◆ **The records**

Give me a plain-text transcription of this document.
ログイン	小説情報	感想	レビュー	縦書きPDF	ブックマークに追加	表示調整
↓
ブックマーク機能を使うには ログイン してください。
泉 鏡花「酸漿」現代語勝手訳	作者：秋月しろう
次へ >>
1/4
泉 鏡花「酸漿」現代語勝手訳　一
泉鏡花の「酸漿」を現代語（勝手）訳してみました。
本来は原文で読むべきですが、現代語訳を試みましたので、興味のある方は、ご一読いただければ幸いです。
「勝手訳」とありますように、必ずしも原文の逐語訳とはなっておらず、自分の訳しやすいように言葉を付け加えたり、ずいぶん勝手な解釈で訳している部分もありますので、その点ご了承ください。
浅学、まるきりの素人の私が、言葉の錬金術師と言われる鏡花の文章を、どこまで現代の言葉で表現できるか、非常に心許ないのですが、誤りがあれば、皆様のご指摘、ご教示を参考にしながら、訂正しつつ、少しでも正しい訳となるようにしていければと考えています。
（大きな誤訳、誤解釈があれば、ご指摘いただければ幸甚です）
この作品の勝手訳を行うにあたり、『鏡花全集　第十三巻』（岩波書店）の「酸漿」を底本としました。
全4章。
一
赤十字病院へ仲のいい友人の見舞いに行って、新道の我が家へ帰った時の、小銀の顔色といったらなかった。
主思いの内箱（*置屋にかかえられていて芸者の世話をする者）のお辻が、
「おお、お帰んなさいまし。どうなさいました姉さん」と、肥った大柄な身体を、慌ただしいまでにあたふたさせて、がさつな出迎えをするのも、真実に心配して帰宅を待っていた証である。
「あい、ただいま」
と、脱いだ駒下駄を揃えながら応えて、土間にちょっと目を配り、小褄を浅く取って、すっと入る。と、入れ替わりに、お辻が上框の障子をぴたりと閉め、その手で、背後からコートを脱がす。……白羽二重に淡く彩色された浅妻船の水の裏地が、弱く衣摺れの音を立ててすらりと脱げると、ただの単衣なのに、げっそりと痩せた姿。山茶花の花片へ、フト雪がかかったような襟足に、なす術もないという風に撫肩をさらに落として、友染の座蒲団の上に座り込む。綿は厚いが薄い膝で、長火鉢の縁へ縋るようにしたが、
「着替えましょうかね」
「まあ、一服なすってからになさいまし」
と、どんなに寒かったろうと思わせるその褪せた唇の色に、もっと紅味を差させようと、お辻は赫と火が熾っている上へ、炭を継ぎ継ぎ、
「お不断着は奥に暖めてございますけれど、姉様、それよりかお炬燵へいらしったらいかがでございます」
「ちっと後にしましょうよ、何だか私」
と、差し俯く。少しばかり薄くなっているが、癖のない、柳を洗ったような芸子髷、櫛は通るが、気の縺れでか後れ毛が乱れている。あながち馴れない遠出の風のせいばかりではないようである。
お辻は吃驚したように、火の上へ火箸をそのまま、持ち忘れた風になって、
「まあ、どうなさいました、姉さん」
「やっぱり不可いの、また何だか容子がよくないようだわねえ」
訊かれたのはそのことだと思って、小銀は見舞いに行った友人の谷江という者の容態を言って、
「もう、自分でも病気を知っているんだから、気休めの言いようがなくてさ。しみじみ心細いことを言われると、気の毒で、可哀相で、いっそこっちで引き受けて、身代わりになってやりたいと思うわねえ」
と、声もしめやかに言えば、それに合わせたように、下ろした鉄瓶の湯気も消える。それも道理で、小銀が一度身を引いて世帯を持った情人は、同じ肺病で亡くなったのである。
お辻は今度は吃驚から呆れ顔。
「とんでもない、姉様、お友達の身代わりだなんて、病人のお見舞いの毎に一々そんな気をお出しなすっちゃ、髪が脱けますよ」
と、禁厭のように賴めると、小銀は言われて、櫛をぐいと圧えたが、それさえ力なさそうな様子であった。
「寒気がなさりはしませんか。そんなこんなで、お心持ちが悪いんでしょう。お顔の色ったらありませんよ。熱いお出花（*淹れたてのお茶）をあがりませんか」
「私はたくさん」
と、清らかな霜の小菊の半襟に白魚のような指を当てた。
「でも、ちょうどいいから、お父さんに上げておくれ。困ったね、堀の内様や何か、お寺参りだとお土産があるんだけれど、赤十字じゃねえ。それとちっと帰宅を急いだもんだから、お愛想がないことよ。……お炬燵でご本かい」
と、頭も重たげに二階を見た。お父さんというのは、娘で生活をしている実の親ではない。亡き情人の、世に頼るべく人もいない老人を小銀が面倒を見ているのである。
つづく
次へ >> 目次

◆ **Given exercise**
Keep only the lines that hold the string "ログイン", and copy them out.

◆ **Solution below**
ログイン	小説情報	感想	レビュー	縦書きPDF	ブックマークに追加	表示調整
ブックマーク機能を使うには ログイン してください。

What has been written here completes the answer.